EJERCICIO —
Escribe la continuación del texto sobre la historia política de Haití a partir de su última oración.

FRAGMENTO SELECCIONADO —
○ ○ ○ ○

En 1794 Toussaint Louverture liberó a los esclavos haitianos y en 1804 se proclamó la República. Comenzó el vía crucis de la primera revolución y de la única Nación negra en el Nuevo Mundo, martirologio que convirtió a la más rica y próspera de las colonias americanas en el país más pobre del hemisferio y a su pueblo, en el más sufrido y humillado.
Es fácil extraviarse al tratar de enumerar a los caudillos, dictadores y matarifes que han gobernado el país, las intervenciones norteamericanas y los golpes de estado e imposible de mensurar la indiferencia de Francia que se atuvo a la doctrina Monroe y dejó a Haití librado a su mala suerte.
Con la elección de Jean-Bertrand Aristide, el persistente ex sacerdote católico, depuesto y vuelto a reponer por elementos que obedecían siempre a los Estados Unidos, el pueblo haitiano parecía enrumbarse por caminos que si bien nunca fueron fáciles ni expeditos, eran sus mejores oportunidades históricas.
Se repitió la terrible predestinación americana: lo que es bueno para los pueblos de la región, no es bueno para Estados Unidos, que acostumbra imponer la última palabra. En una noche aciaga, como casi todas las noches en Haití, con un pelotón de marines norteamericanos, la complicidad europea, el acatamiento latinoamericano, excepción sea hecha de Cuba y Venezuela, y en contubernio con la reacción interna, Aristide fue secuestrado y enviado a los confines de África. Lejos de su pueblo y excluido de todo.

○ ○ ○ ○

DATOS PROPORCIONADOS —

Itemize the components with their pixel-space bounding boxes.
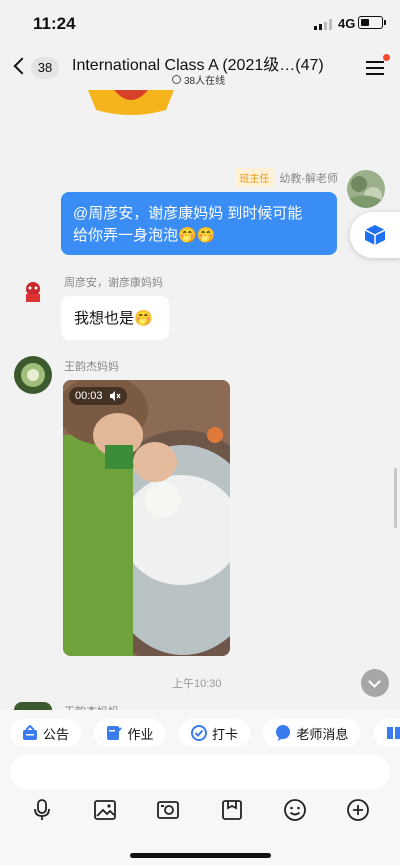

○ ○ ○ ○

RESULTADO —
Como parte del mismo proceso, Estados Unidos, erigido en Gran Elector del Universo, escogió a los nuevos gobernantes que fueron importados desde Miami.
Esta vez el pueblo haitiano no tragó. Ni un solo día pudieron las nuevas e ilegítimas autoridades, sentadas sobre las bayonetas de las fuerzas de ocupación, bajo la bandera de la ONU, gobernar el país. El pueblo haitiano, sacando fuerzas del dolor, la frustración y la adversidad, impuso la celebración de elecciones.
El imperio accedió porque en su desprecio, subestimó la determinación popular.
En medio de las más adversas condiciones, los haitianos acudieron a las urnas y votaron por René Preval, un político conocido y por la clásica milla, su mejor opción que, otra vez no era la de los norteamericanos que cursaron ordenes de desconocer el veredicto popular e imponer una segunda vuelta.
Washington necesitaba ganar tiempo, tratar de enmendar el resultado, presionar a Preval e imponerle sus reglas o, de algún modo, incluso a la americana, excluirlo.
Otra vez se equivocaron. Los haitianos salieron las calles, no como hordas, según la denominación de alguna prensa, sino como un pueblo maduro y combativo y, con el apoyo de los países más progresistas de la región que denunciaron la componenda y levantaron la voz, frustraron la maniobra. Era demasiado repugnante.
El pueblo no le dio tiempo ni respiro a Bush que no “pudo montar en su caballo”.
La proclamación de René Preval como presidente de Haití es la segunda victoria del pueblo haitiano en doscientos años. Es demasiado tiempo y demasiado el sufrimiento. Es la hora de hacerlo todo por Haití. Es la hora de que los pueblos y los gobiernos progresistas se movilicen.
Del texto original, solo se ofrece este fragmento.